**Stated goal:** Leave out any picture and return the remaining listing below exactly as given.

**Records for this task:**
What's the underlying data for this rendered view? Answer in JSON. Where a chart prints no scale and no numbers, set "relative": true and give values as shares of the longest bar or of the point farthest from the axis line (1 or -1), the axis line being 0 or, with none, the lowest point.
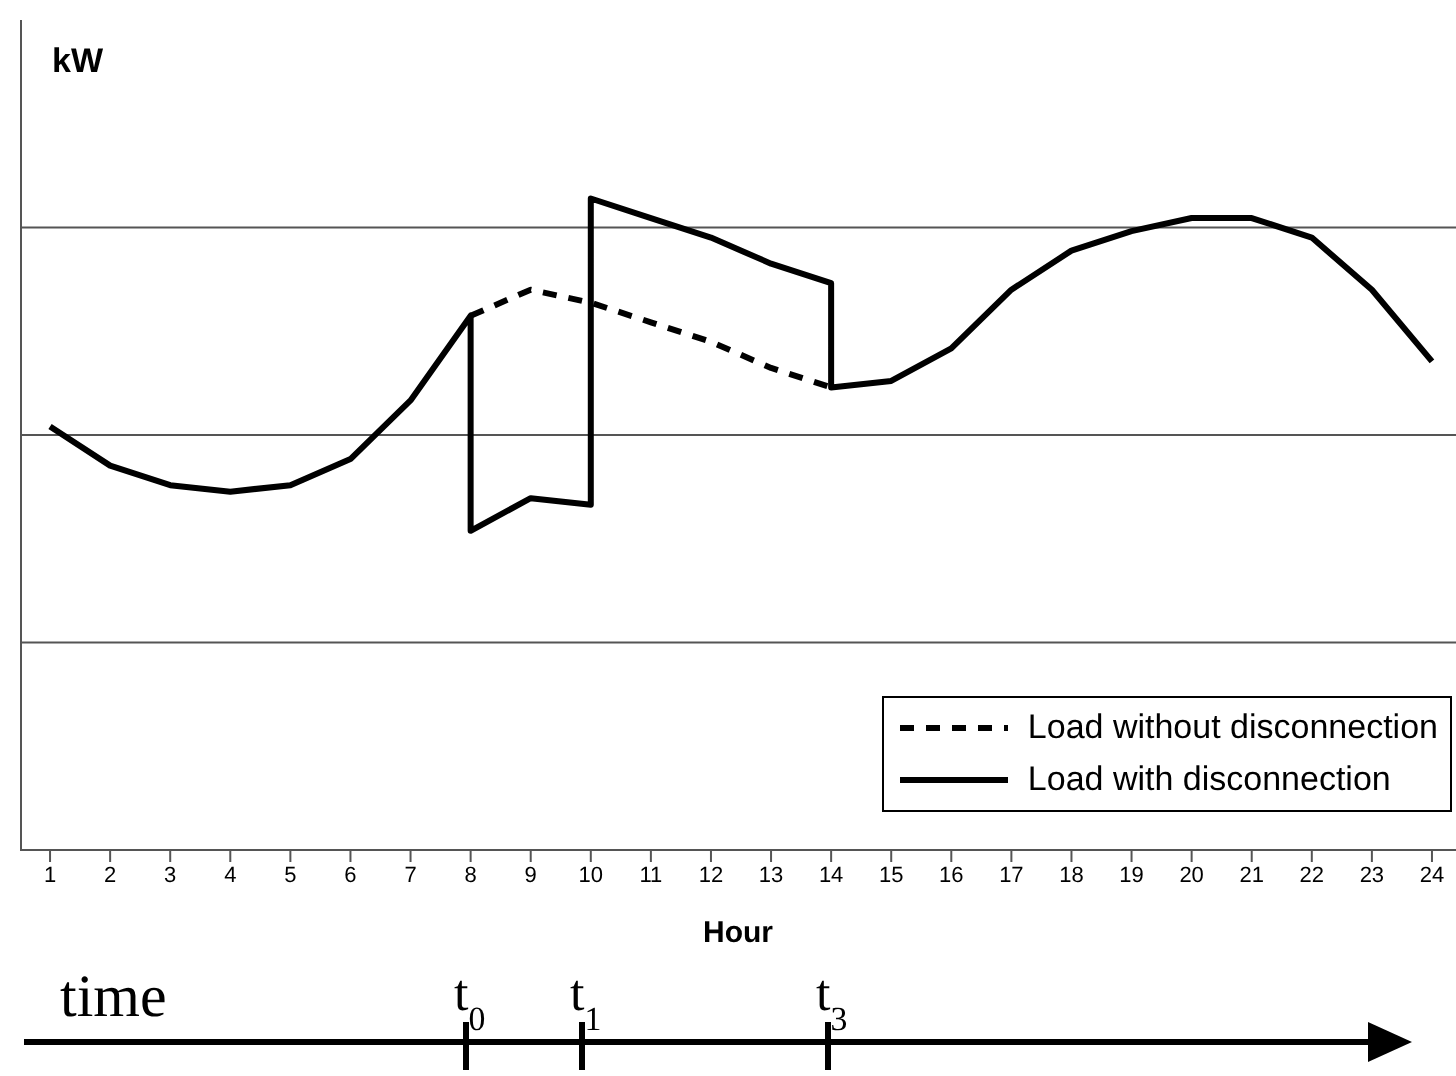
{
  "chart_data": {
    "type": "line",
    "relative": true,
    "ylabel": "kW",
    "xlabel": "Hour",
    "xlim": [
      0.5,
      24.4
    ],
    "xticks": [
      1,
      2,
      3,
      4,
      5,
      6,
      7,
      8,
      9,
      10,
      11,
      12,
      13,
      14,
      15,
      16,
      17,
      18,
      19,
      20,
      21,
      22,
      23,
      24
    ],
    "grid": "y",
    "legend": "bottom right",
    "marker": "none",
    "series": [
      {
        "name": "Load without disconnection",
        "color": "#000000",
        "line_style": "dashed",
        "x": [
          8,
          9,
          10,
          11,
          12,
          13,
          14
        ],
        "values": [
          0.82,
          0.86,
          0.84,
          0.81,
          0.78,
          0.74,
          0.71
        ]
      },
      {
        "name": "Load with disconnection",
        "color": "#000000",
        "line_style": "solid",
        "x": [
          1,
          2,
          3,
          4,
          5,
          6,
          7,
          8,
          8,
          9,
          10,
          10,
          11,
          12,
          13,
          14,
          14,
          15,
          16,
          17,
          18,
          19,
          20,
          21,
          22,
          23,
          24
        ],
        "values": [
          0.65,
          0.59,
          0.56,
          0.55,
          0.56,
          0.6,
          0.69,
          0.82,
          0.49,
          0.54,
          0.53,
          1,
          0.97,
          0.94,
          0.9,
          0.87,
          0.71,
          0.72,
          0.77,
          0.86,
          0.92,
          0.95,
          0.97,
          0.97,
          0.94,
          0.86,
          0.75
        ]
      }
    ],
    "annotations": [
      "time",
      "t$_{0}$",
      "t$_{1}$",
      "t$_{3}$"
    ]
  }
}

**Full solution:**
What's the underlying data for this rendered view? Answer in JSON. Where a chart prints no scale and no numbers, set "relative": true and give values as shares of the longest bar or of the point farthest from the axis line (1 or -1), the axis line being 0 or, with none, the lowest point.
{
  "chart_data": {
    "type": "line",
    "relative": true,
    "ylabel": "kW",
    "xlabel": "Hour",
    "xlim": [
      0.5,
      24.4
    ],
    "xticks": [
      1,
      2,
      3,
      4,
      5,
      6,
      7,
      8,
      9,
      10,
      11,
      12,
      13,
      14,
      15,
      16,
      17,
      18,
      19,
      20,
      21,
      22,
      23,
      24
    ],
    "grid": "y",
    "legend": "bottom right",
    "marker": "none",
    "series": [
      {
        "name": "Load without disconnection",
        "color": "#000000",
        "line_style": "dashed",
        "x": [
          8,
          9,
          10,
          11,
          12,
          13,
          14
        ],
        "values": [
          0.82,
          0.86,
          0.84,
          0.81,
          0.78,
          0.74,
          0.71
        ]
      },
      {
        "name": "Load with disconnection",
        "color": "#000000",
        "line_style": "solid",
        "x": [
          1,
          2,
          3,
          4,
          5,
          6,
          7,
          8,
          8,
          9,
          10,
          10,
          11,
          12,
          13,
          14,
          14,
          15,
          16,
          17,
          18,
          19,
          20,
          21,
          22,
          23,
          24
        ],
        "values": [
          0.65,
          0.59,
          0.56,
          0.55,
          0.56,
          0.6,
          0.69,
          0.82,
          0.49,
          0.54,
          0.53,
          1,
          0.97,
          0.94,
          0.9,
          0.87,
          0.71,
          0.72,
          0.77,
          0.86,
          0.92,
          0.95,
          0.97,
          0.97,
          0.94,
          0.86,
          0.75
        ]
      }
    ],
    "annotations": [
      "time",
      "t$_{0}$",
      "t$_{1}$",
      "t$_{3}$"
    ]
  }
}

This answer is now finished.